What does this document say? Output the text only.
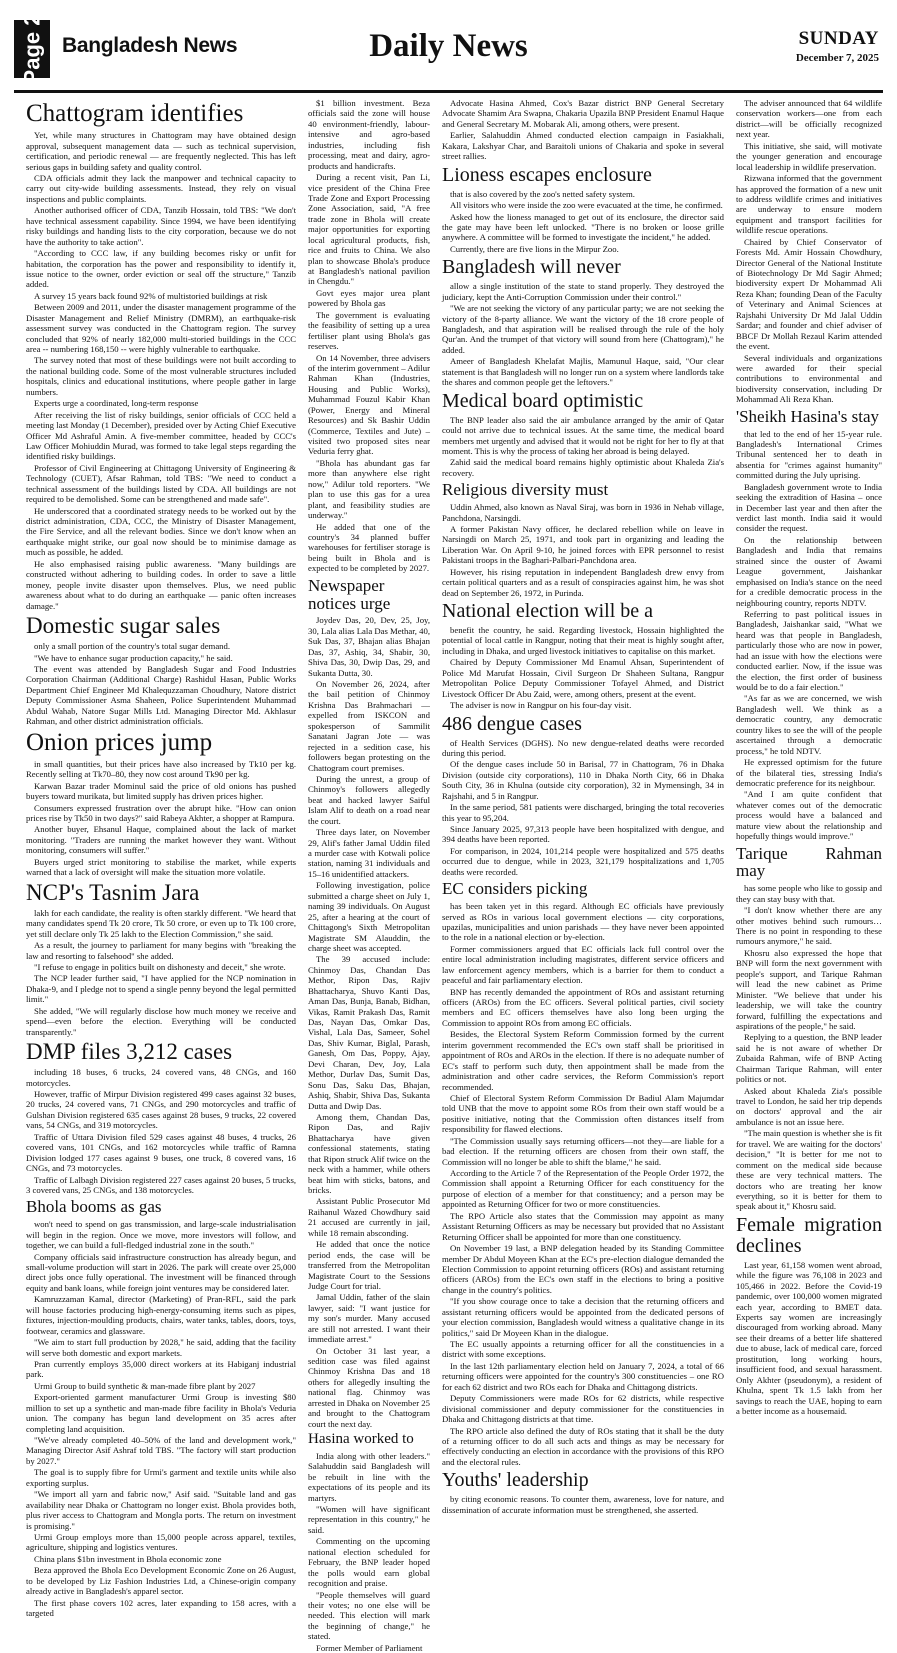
Page 2 Bangladesh News	Daily News	SUNDAY
December 7, 2025
Chattogram identifies

Yet, while many structures in Chattogram may have obtained design approval, subsequent management data — such as technical supervision, certification, and periodic renewal — are frequently neglected. This has left serious gaps in building safety and quality control.

CDA officials admit they lack the manpower and technical capacity to carry out city-wide building assessments. Instead, they rely on visual inspections and public complaints.

Another authorised officer of CDA, Tanzib Hossain, told TBS: "We don't have technical assessment capability. Since 1994, we have been identifying risky buildings and handing lists to the city corporation, because we do not have the authority to take action".

"According to CCC law, if any building becomes risky or unfit for habitation, the corporation has the power and responsibility to identify it, issue notice to the owner, order eviction or seal off the structure," Tanzib added.

A survey 15 years back found 92% of multistoried buildings at risk

Between 2009 and 2011, under the disaster management programme of the Disaster Management and Relief Ministry (DMRM), an earthquake-risk assessment survey was conducted in the Chattogram region. The survey concluded that 92% of nearly 182,000 multi-storied buildings in the CCC area -- numbering 168,150 -- were highly vulnerable to earthquake.

The survey noted that most of these buildings were not built according to the national building code. Some of the most vulnerable structures included hospitals, clinics and educational institutions, where people gather in large numbers.

Experts urge a coordinated, long-term response

After receiving the list of risky buildings, senior officials of CCC held a meeting last Monday (1 December), presided over by Acting Chief Executive Officer Md Ashraful Amin. A five-member committee, headed by CCC's Law Officer Mohiuddin Murad, was formed to take legal steps regarding the identified risky buildings.

Professor of Civil Engineering at Chittagong University of Engineering & Technology (CUET), Afsar Rahman, told TBS: "We need to conduct a technical assessment of the buildings listed by CDA. All buildings are not required to be demolished. Some can be strengthened and made safe".

He underscored that a coordinated strategy needs to be worked out by the district administration, CDA, CCC, the Ministry of Disaster Management, the Fire Service, and all the relevant bodies. Since we don't know when an earthquake might strike, our goal now should be to minimise damage as much as possible, he added.

He also emphasised raising public awareness. "Many buildings are constructed without adhering to building codes. In order to save a little money, people invite disaster upon themselves. Plus, we need public awareness about what to do during an earthquake — panic often increases damage."

Domestic sugar sales

only a small portion of the country's total sugar demand.

"We have to enhance sugar production capacity," he said.

The event was attended by Bangladesh Sugar and Food Industries Corporation Chairman (Additional Charge) Rashidul Hasan, Public Works Department Chief Engineer Md Khalequzzaman Choudhury, Natore district Deputy Commissioner Asma Shaheen, Police Superintendent Muhammad Abdul Wahab, Natore Sugar Mills Ltd. Managing Director Md. Akhlasur Rahman, and other district administration officials.

Onion prices jump

in small quantities, but their prices have also increased by Tk10 per kg. Recently selling at Tk70–80, they now cost around Tk90 per kg.

Karwan Bazar trader Mominul said the price of old onions has pushed buyers toward murikata, but limited supply has driven prices higher.

Consumers expressed frustration over the abrupt hike. "How can onion prices rise by Tk50 in two days?" said Rabeya Akhter, a shopper at Rampura.

Another buyer, Ehsanul Haque, complained about the lack of market monitoring. "Traders are running the market however they want. Without monitoring, consumers will suffer."

Buyers urged strict monitoring to stabilise the market, while experts warned that a lack of oversight will make the situation more volatile.

NCP's Tasnim Jara

lakh for each candidate, the reality is often starkly different. "We heard that many candidates spend Tk 20 crore, Tk 50 crore, or even up to Tk 100 crore, yet still declare only Tk 25 lakh to the Election Commission," she said.

As a result, the journey to parliament for many begins with "breaking the law and resorting to falsehood" she added.

"I refuse to engage in politics built on dishonesty and deceit," she wrote.

The NCP leader further said, "I have applied for the NCP nomination in Dhaka-9, and I pledge not to spend a single penny beyond the legal permitted limit."

She added, "We will regularly disclose how much money we receive and spend—even before the election. Everything will be conducted transparently."

DMP files 3,212 cases

including 18 buses, 6 trucks, 24 covered vans, 48 CNGs, and 160 motorcycles.

However, traffic of Mirpur Division registered 499 cases against 32 buses, 20 trucks, 24 covered vans, 71 CNGs, and 290 motorcycles and traffic of Gulshan Division registered 635 cases against 28 buses, 9 trucks, 22 covered vans, 54 CNGs, and 319 motorcycles.

Traffic of Uttara Division filed 529 cases against 48 buses, 4 trucks, 26 covered vans, 101 CNGs, and 162 motorcycles while traffic of Ramna Division lodged 177 cases against 9 buses, one truck, 8 covered vans, 16 CNGs, and 73 motorcycles.

Traffic of Lalbagh Division registered 227 cases against 20 buses, 5 trucks, 3 covered vans, 25 CNGs, and 138 motorcycles.

Bhola booms as gas

won't need to spend on gas transmission, and large-scale industrialisation will begin in the region. Once we move, more investors will follow, and together, we can build a full-fledged industrial zone in the south."

Company officials said infrastructure construction has already begun, and small-volume production will start in 2026. The park will create over 25,000 direct jobs once fully operational. The investment will be financed through equity and bank loans, while foreign joint ventures may be considered later.

Kamruzzaman Kamal, director (Marketing) of Pran-RFL, said the park will house factories producing high-energy-consuming items such as pipes, fixtures, injection-moulding products, chairs, water tanks, tables, doors, toys, footwear, ceramics and glassware.

"We aim to start full production by 2028," he said, adding that the facility will serve both domestic and export markets.

Pran currently employs 35,000 direct workers at its Habiganj industrial park.

Urmi Group to build synthetic & man-made fibre plant by 2027

Export-oriented garment manufacturer Urmi Group is investing $80 million to set up a synthetic and man-made fibre facility in Bhola's Veduria union. The company has begun land development on 35 acres after completing land acquisition.

"We've already completed 40–50% of the land and development work," Managing Director Asif Ashraf told TBS. "The factory will start production by 2027."

The goal is to supply fibre for Urmi's garment and textile units while also exporting surplus.

"We import all yarn and fabric now," Asif said. "Suitable land and gas availability near Dhaka or Chattogram no longer exist. Bhola provides both, plus river access to Chattogram and Mongla ports. The return on investment is promising."

Urmi Group employs more than 15,000 people across apparel, textiles, agriculture, shipping and logistics ventures.

China plans $1bn investment in Bhola economic zone

Beza approved the Bhola Eco Development Economic Zone on 26 August, to be developed by Liz Fashion Industries Ltd, a Chinese-origin company already active in Bangladesh's apparel sector.

The first phase covers 102 acres, later expanding to 158 acres, with a targeted

$1 billion investment. Beza officials said the zone will house 40 environment-friendly, labour-intensive and agro-based industries, including fish processing, meat and dairy, agro-products and handicrafts.

During a recent visit, Pan Li, vice president of the China Free Trade Zone and Export Processing Zone Association, said, "A free trade zone in Bhola will create major opportunities for exporting local agricultural products, fish, rice and fruits to China. We also plan to showcase Bhola's produce at Bangladesh's national pavilion in Chengdu."

Govt eyes major urea plant powered by Bhola gas

The government is evaluating the feasibility of setting up a urea fertiliser plant using Bhola's gas reserves.

On 14 November, three advisers of the interim government – Adilur Rahman Khan (Industries, Housing and Public Works), Muhammad Fouzul Kabir Khan (Power, Energy and Mineral Resources) and Sk Bashir Uddin (Commerce, Textiles and Jute) – visited two proposed sites near Veduria ferry ghat.

"Bhola has abundant gas far more than anywhere else right now," Adilur told reporters. "We plan to use this gas for a urea plant, and feasibility studies are underway."

He added that one of the country's 34 planned buffer warehouses for fertiliser storage is being built in Bhola and is expected to be completed by 2027.

Newspaper notices urge

Joydev Das, 20, Dev, 25, Joy, 30, Lala alias Lala Das Methar, 40, Suk Das, 37, Bhajan alias Bhajan Das, 37, Ashiq, 34, Shabir, 30, Shiva Das, 30, Dwip Das, 29, and Sukanta Dutta, 30.

On November 26, 2024, after the bail petition of Chinmoy Krishna Das Brahmachari — expelled from ISKCON and spokesperson of Sammilit Sanatani Jagran Jote — was rejected in a sedition case, his followers began protesting on the Chattogram court premises.

During the unrest, a group of Chinmoy's followers allegedly beat and hacked lawyer Saiful Islam Alif to death on a road near the court.

Three days later, on November 29, Alif's father Jamal Uddin filed a murder case with Kotwali police station, naming 31 individuals and 15–16 unidentified attackers.

Following investigation, police submitted a charge sheet on July 1, naming 39 individuals. On August 25, after a hearing at the court of Chittagong's Sixth Metropolitan Magistrate SM Alauddin, the charge sheet was accepted.

The 39 accused include: Chinmoy Das, Chandan Das Methor, Ripon Das, Rajiv Bhattacharya, Shuvo Kanti Das, Aman Das, Bunja, Banab, Bidhan, Vikas, Ramit Prakash Das, Ramit Das, Nayan Das, Omkar Das, Vishal, Lala Das, Sameer, Sohel Das, Shiv Kumar, Biglal, Parash, Ganesh, Om Das, Poppy, Ajay, Devi Charan, Dev, Joy, Lala Methor, Durlav Das, Sumit Das, Sonu Das, Saku Das, Bhajan, Ashiq, Shabir, Shiva Das, Sukanta Dutta and Dwip Das.

Among them, Chandan Das, Ripon Das, and Rajiv Bhattacharya have given confessional statements, stating that Ripon struck Alif twice on the neck with a hammer, while others beat him with sticks, batons, and bricks.

Assistant Public Prosecutor Md Raihanul Wazed Chowdhury said 21 accused are currently in jail, while 18 remain absconding.

He added that once the notice period ends, the case will be transferred from the Metropolitan Magistrate Court to the Sessions Judge Court for trial.

Jamal Uddin, father of the slain lawyer, said: "I want justice for my son's murder. Many accused are still not arrested. I want their immediate arrest."

On October 31 last year, a sedition case was filed against Chinmoy Krishna Das and 18 others for allegedly insulting the national flag. Chinmoy was arrested in Dhaka on November 25 and brought to the Chattogram court the next day.

Hasina worked to

India along with other leaders." Salahuddin said Bangladesh will be rebuilt in line with the expectations of its people and its martyrs.

"Women will have significant representation in this country," he said.

Commenting on the upcoming national election scheduled for February, the BNP leader hoped the polls would earn global recognition and praise.

"People themselves will guard their votes; no one else will be needed. This election will mark the beginning of change," he stated.

Former Member of Parliament

Advocate Hasina Ahmed, Cox's Bazar district BNP General Secretary Advocate Shamim Ara Swapna, Chakaria Upazila BNP President Enamul Haque and General Secretary M. Mobarak Ali, among others, were present.

Earlier, Salahuddin Ahmed conducted election campaign in Fasiakhali, Kakara, Lakshyar Char, and Baraitoli unions of Chakaria and spoke in several street rallies.

Lioness escapes enclosure

that is also covered by the zoo's netted safety system.

All visitors who were inside the zoo were evacuated at the time, he confirmed.

Asked how the lioness managed to get out of its enclosure, the director said the gate may have been left unlocked. "There is no broken or loose grille anywhere. A committee will be formed to investigate the incident," he added.

Currently, there are five lions in the Mirpur Zoo.

Bangladesh will never

allow a single institution of the state to stand properly. They destroyed the judiciary, kept the Anti-Corruption Commission under their control."

"We are not seeking the victory of any particular party; we are not seeking the victory of the 8-party alliance. We want the victory of the 18 crore people of Bangladesh, and that aspiration will be realised through the rule of the holy Qur'an. And the trumpet of that victory will sound from here (Chattogram)," he added.

Ameer of Bangladesh Khelafat Majlis, Mamunul Haque, said, "Our clear statement is that Bangladesh will no longer run on a system where landlords take the shares and common people get the leftovers."

Medical board optimistic

The BNP leader also said the air ambulance arranged by the amir of Qatar could not arrive due to technical issues. At the same time, the medical board members met urgently and advised that it would not be right for her to fly at that moment. This is why the process of taking her abroad is being delayed.

Zahid said the medical board remains highly optimistic about Khaleda Zia's recovery.

Religious diversity must

Uddin Ahmed, also known as Naval Siraj, was born in 1936 in Nehab village, Panchdona, Narsingdi.

A former Pakistan Navy officer, he declared rebellion while on leave in Narsingdi on March 25, 1971, and took part in organizing and leading the Liberation War. On April 9-10, he joined forces with EPR personnel to resist Pakistani troops in the Baghari-Palbari-Panchdona area.

However, his rising reputation in independent Bangladesh drew envy from certain political quarters and as a result of conspiracies against him, he was shot dead on September 26, 1972, in Purinda.

National election will be a

benefit the country, he said. Regarding livestock, Hossain highlighted the potential of local cattle in Rangpur, noting that their meat is highly sought after, including in Dhaka, and urged livestock initiatives to capitalise on this market.

Chaired by Deputy Commissioner Md Enamul Ahsan, Superintendent of Police Md Marufat Hossain, Civil Surgeon Dr Shaheen Sultana, Rangpur Metropolitan Police Deputy Commissioner Tofayel Ahmed, and District Livestock Officer Dr Abu Zaid, were, among others, present at the event.

The adviser is now in Rangpur on his four-day visit.

486 dengue cases

of Health Services (DGHS). No new dengue-related deaths were recorded during this period.

Of the dengue cases include 50 in Barisal, 77 in Chattogram, 76 in Dhaka Division (outside city corporations), 110 in Dhaka North City, 66 in Dhaka South City, 36 in Khulna (outside city corporation), 32 in Mymensingh, 34 in Rajshahi, and 5 in Rangpur.

In the same period, 581 patients were discharged, bringing the total recoveries this year to 95,204.

Since January 2025, 97,313 people have been hospitalized with dengue, and 394 deaths have been reported.

For comparison, in 2024, 101,214 people were hospitalized and 575 deaths occurred due to dengue, while in 2023, 321,179 hospitalizations and 1,705 deaths were recorded.

EC considers picking

has been taken yet in this regard. Although EC officials have previously served as ROs in various local government elections — city corporations, upazilas, municipalities and union parishads — they have never been appointed to the role in a national election or by-election.

Former commissioners argued that EC officials lack full control over the entire local administration including magistrates, different service officers and law enforcement agency members, which is a barrier for them to conduct a peaceful and fair parliamentary election.

BNP has recently demanded the appointment of ROs and assistant returning officers (AROs) from the EC officers. Several political parties, civil society members and EC officers themselves have also long been urging the Commission to appoint ROs from among EC officials.

Besides, the Electoral System Reform Commission formed by the current interim government recommended the EC's own staff shall be prioritised in appointment of ROs and AROs in the election. If there is no adequate number of EC's staff to perform such duty, then appointment shall be made from the administration and other cadre services, the Reform Commission's report recommended.

Chief of Electoral System Reform Commission Dr Badiul Alam Majumdar told UNB that the move to appoint some ROs from their own staff would be a positive initiative, noting that the Commission often distances itself from responsibility for flawed elections.

"The Commission usually says returning officers—not they—are liable for a bad election. If the returning officers are chosen from their own staff, the Commission will no longer be able to shift the blame," he said.

According to the Article 7 of the Representation of the People Order 1972, the Commission shall appoint a Returning Officer for each constituency for the purpose of election of a member for that constituency; and a person may be appointed as Returning Officer for two or more constituencies.

The RPO Article also states that the Commission may appoint as many Assistant Returning Officers as may be necessary but provided that no Assistant Returning Officer shall be appointed for more than one constituency.

On November 19 last, a BNP delegation headed by its Standing Committee member Dr Abdul Moyeen Khan at the EC's pre-election dialogue demanded the Election Commission to appoint returning officers (ROs) and assistant returning officers (AROs) from the EC's own staff in the elections to bring a positive change in the country's politics.

"If you show courage once to take a decision that the returning officers and assistant returning officers would be appointed from the dedicated persons of your election commission, Bangladesh would witness a qualitative change in its politics," said Dr Moyeen Khan in the dialogue.

The EC usually appoints a returning officer for all the constituencies in a district with some exceptions.

In the last 12th parliamentary election held on January 7, 2024, a total of 66 returning officers were appointed for the country's 300 constituencies – one RO for each 62 district and two ROs each for Dhaka and Chittagong districts.

Deputy Commissioners were made ROs for 62 districts, while respective divisional commissioner and deputy commissioner for the constituencies in Dhaka and Chittagong districts at that time.

The RPO article also defined the duty of ROs stating that it shall be the duty of a returning officer to do all such acts and things as may be necessary for effectively conducting an election in accordance with the provisions of this RPO and the electoral rules.

Youths' leadership

by citing economic reasons. To counter them, awareness, love for nature, and dissemination of accurate information must be strengthened, she asserted.

The adviser announced that 64 wildlife conservation workers—one from each district—will be officially recognized next year.

This initiative, she said, will motivate the younger generation and encourage local leadership in wildlife preservation.

Rizwana informed that the government has approved the formation of a new unit to address wildlife crimes and initiatives are underway to ensure modern equipment and transport facilities for wildlife rescue operations.

Chaired by Chief Conservator of Forests Md. Amir Hossain Chowdhury, Director General of the National Institute of Biotechnology Dr Md Sagir Ahmed; biodiversity expert Dr Mohammad Ali Reza Khan; founding Dean of the Faculty of Veterinary and Animal Sciences at Rajshahi University Dr Md Jalal Uddin Sardar; and founder and chief adviser of BBCF Dr Mollah Rezaul Karim attended the event.

Several individuals and organizations were awarded for their special contributions to environmental and biodiversity conservation, including Dr Mohammad Ali Reza Khan.

'Sheikh Hasina's stay

that led to the end of her 15-year rule. Bangladesh's International Crimes Tribunal sentenced her to death in absentia for "crimes against humanity" committed during the July uprising.

Bangladesh government wrote to India seeking the extradition of Hasina – once in December last year and then after the verdict last month. India said it would consider the request.

On the relationship between Bangladesh and India that remains strained since the ouster of Awami League government, Jaishankar emphasised on India's stance on the need for a credible democratic process in the neighbouring country, reports NDTV.

Referring to past political issues in Bangladesh, Jaishankar said, "What we heard was that people in Bangladesh, particularly those who are now in power, had an issue with how the elections were conducted earlier. Now, if the issue was the election, the first order of business would be to do a fair election."

"As far as we are concerned, we wish Bangladesh well. We think as a democratic country, any democratic country likes to see the will of the people ascertained through a democratic process," he told NDTV.

He expressed optimism for the future of the bilateral ties, stressing India's democratic preference for its neighbour.

"And I am quite confident that whatever comes out of the democratic process would have a balanced and mature view about the relationship and hopefully things would improve."

Tarique Rahman may

has some people who like to gossip and they can stay busy with that.

"I don't know whether there are any other motives behind such rumours… There is no point in responding to these rumours anymore," he said.

Khosru also expressed the hope that BNP will form the next government with people's support, and Tarique Rahman will lead the new cabinet as Prime Minister. "We believe that under his leadership, we will take the country forward, fulfilling the expectations and aspirations of the people," he said.

Replying to a question, the BNP leader said he is not aware of whether Dr Zubaida Rahman, wife of BNP Acting Chairman Tarique Rahman, will enter politics or not.

Asked about Khaleda Zia's possible travel to London, he said her trip depends on doctors' approval and the air ambulance is not an issue here.

"The main question is whether she is fit for travel. We are waiting for the doctors' decision," "It is better for me not to comment on the medical side because these are very technical matters. The doctors who are treating her know everything, so it is better for them to speak about it," Khosru said.

Female migration declines

Last year, 61,158 women went abroad, while the figure was 76,108 in 2023 and 105,466 in 2022. Before the Covid-19 pandemic, over 100,000 women migrated each year, according to BMET data. Experts say women are increasingly discouraged from working abroad. Many see their dreams of a better life shattered due to abuse, lack of medical care, forced prostitution, long working hours, insufficient food, and sexual harassment. Only Akhter (pseudonym), a resident of Khulna, spent Tk 1.5 lakh from her savings to reach the UAE, hoping to earn a better income as a housemaid.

-------------------------

WORK TO BE COMPLETED
Filter the entries above down to the lines that hold the word "individuals", and copy those lines.

RESPONSE
Three days later, on November 29, Alif's father Jamal Uddin filed a murder case with Kotwali police station, naming 31 individuals and 15–16 unidentified attackers.
Following investigation, police submitted a charge sheet on July 1, naming 39 individuals. On August 25, after a hearing at the court of Chittagong's Sixth Metropolitan Magistrate SM Alauddin, the charge sheet was accepted.
Several individuals and organizations were awarded for their special contributions to environmental and biodiversity conservation, including Dr Mohammad Ali Reza Khan.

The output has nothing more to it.